▸ **WHAT YOU HAVE TO DO**
Check each line of the listing for the word "تعديل" and give only the number of lines that have it.

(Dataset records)
## Start

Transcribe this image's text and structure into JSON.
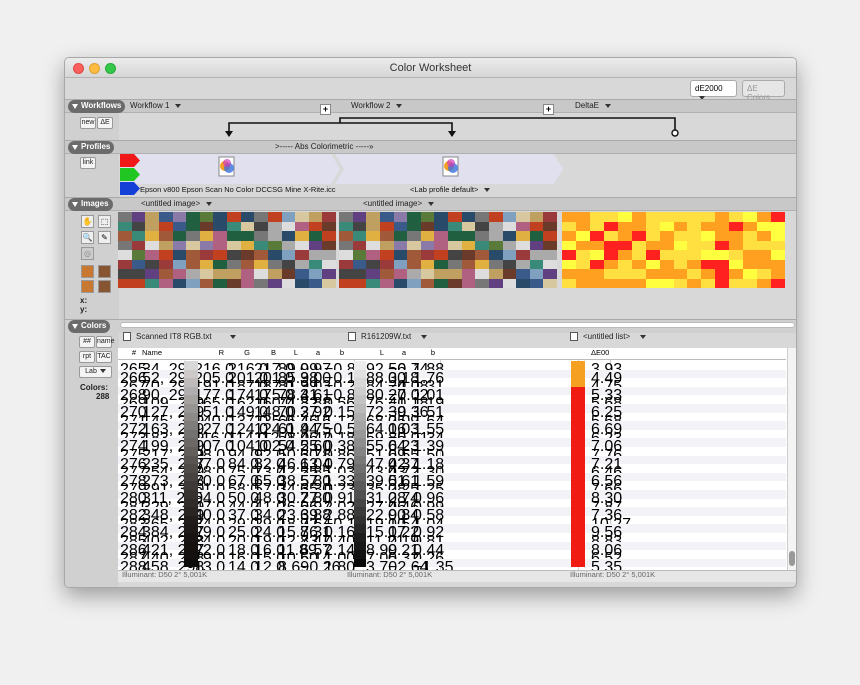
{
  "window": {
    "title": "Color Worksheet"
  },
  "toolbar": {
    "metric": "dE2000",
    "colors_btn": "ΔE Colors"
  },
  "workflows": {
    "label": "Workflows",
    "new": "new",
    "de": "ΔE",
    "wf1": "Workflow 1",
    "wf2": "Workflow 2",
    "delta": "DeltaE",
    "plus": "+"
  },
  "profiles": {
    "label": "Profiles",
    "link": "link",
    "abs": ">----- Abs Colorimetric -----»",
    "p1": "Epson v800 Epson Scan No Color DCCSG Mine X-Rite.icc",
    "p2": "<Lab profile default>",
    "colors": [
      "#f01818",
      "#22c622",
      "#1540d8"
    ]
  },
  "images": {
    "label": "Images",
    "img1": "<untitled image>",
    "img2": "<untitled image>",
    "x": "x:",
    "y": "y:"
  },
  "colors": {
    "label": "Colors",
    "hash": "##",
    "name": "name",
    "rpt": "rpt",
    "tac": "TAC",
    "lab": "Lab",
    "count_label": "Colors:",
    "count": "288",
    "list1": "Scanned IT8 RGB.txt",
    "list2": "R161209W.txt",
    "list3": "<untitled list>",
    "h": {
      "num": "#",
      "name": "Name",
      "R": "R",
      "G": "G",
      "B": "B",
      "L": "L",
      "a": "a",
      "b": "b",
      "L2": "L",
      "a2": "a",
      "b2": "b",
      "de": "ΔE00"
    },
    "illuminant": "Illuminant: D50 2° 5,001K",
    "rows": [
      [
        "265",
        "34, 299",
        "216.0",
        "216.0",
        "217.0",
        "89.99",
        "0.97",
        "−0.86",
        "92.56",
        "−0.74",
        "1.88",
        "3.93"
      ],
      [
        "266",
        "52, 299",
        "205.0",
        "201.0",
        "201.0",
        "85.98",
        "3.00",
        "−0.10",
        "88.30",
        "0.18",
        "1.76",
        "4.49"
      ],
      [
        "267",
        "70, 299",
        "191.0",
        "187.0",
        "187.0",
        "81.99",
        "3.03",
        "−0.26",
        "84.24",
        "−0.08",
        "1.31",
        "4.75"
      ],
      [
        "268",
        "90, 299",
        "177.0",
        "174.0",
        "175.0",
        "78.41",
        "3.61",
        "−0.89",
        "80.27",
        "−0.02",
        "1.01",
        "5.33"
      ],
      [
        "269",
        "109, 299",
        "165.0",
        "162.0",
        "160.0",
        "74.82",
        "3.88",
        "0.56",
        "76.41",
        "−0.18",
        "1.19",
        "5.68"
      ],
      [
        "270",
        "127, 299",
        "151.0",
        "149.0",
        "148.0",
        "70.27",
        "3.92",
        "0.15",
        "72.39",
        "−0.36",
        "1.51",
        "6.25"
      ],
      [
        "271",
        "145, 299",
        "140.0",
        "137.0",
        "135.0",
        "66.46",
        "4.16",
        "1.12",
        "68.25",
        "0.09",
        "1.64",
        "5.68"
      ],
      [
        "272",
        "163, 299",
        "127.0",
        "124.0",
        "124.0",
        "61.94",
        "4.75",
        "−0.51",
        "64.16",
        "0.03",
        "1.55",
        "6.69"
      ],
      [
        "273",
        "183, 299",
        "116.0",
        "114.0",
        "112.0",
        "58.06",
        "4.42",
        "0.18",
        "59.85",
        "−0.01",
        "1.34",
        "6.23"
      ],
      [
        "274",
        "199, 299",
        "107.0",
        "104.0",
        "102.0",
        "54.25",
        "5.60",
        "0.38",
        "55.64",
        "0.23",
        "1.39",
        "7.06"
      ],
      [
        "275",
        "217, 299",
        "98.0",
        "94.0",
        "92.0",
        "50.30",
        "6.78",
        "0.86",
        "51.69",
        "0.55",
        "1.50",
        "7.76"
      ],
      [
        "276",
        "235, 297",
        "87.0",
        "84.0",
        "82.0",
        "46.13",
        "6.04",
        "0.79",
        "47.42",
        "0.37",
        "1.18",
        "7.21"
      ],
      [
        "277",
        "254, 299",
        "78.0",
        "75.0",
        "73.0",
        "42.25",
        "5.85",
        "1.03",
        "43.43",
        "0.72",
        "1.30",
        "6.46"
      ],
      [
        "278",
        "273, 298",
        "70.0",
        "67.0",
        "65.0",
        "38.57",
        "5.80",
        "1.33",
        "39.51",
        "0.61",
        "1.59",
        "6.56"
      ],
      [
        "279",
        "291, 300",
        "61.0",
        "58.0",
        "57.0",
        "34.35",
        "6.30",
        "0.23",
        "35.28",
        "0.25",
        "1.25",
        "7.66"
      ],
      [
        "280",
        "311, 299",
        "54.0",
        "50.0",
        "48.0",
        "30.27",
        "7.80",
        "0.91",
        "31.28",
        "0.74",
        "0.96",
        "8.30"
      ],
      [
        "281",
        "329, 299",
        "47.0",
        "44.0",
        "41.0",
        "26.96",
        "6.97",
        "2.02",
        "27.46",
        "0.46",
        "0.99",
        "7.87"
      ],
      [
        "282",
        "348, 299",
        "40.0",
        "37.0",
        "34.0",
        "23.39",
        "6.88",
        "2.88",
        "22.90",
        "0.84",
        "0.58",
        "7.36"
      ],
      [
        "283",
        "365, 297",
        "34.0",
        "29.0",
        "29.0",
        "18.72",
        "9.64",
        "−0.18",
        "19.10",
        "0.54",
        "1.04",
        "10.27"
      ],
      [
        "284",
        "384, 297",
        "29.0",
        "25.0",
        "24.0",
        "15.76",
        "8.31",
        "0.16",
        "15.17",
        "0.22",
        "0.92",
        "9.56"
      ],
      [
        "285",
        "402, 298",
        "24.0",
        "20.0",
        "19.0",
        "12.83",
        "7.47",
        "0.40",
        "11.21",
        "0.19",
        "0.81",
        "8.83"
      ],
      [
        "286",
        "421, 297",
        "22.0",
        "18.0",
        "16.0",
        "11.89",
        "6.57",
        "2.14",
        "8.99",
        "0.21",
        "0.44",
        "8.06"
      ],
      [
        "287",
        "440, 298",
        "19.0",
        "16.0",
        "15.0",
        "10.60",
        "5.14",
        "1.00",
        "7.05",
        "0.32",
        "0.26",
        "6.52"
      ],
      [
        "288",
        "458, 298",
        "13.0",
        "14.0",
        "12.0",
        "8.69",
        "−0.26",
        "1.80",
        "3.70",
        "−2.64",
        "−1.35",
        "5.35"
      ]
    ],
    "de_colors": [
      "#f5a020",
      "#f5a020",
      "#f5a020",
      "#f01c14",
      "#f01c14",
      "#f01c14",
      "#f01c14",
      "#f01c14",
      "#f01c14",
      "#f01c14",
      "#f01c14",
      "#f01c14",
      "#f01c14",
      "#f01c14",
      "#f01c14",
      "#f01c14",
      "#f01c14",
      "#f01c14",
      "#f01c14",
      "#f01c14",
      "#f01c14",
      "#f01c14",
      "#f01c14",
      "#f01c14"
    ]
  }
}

## End
## Start

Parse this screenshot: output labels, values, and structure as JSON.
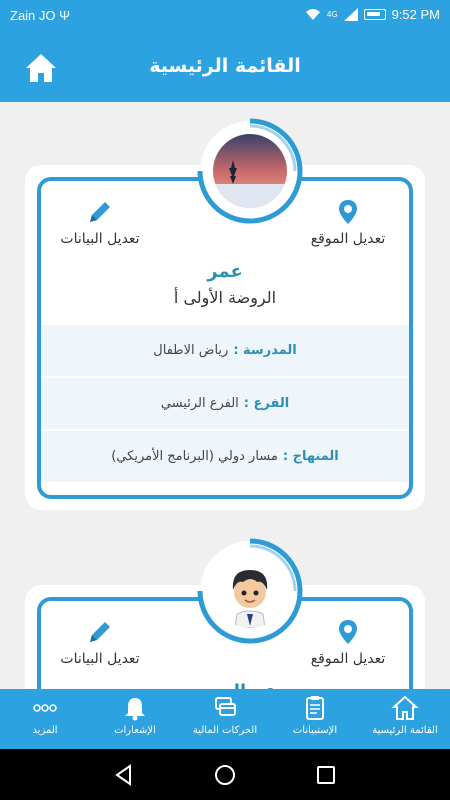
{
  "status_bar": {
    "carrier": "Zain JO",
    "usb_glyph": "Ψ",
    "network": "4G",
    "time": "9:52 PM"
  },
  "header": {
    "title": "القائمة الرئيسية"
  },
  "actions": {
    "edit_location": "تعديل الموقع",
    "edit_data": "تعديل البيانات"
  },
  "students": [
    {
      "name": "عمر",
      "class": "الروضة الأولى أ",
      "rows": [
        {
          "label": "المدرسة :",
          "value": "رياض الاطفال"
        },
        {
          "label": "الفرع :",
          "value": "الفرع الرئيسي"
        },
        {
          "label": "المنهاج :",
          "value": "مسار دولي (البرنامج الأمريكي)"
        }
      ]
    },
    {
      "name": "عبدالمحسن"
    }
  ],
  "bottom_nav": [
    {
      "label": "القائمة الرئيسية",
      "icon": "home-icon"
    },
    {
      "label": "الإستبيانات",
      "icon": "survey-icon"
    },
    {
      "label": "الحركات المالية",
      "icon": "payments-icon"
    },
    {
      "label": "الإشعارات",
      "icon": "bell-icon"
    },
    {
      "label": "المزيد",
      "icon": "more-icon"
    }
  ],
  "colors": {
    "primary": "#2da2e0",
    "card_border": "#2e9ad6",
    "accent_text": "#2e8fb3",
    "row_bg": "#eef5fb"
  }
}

## End

▸ **RESPONSE**
2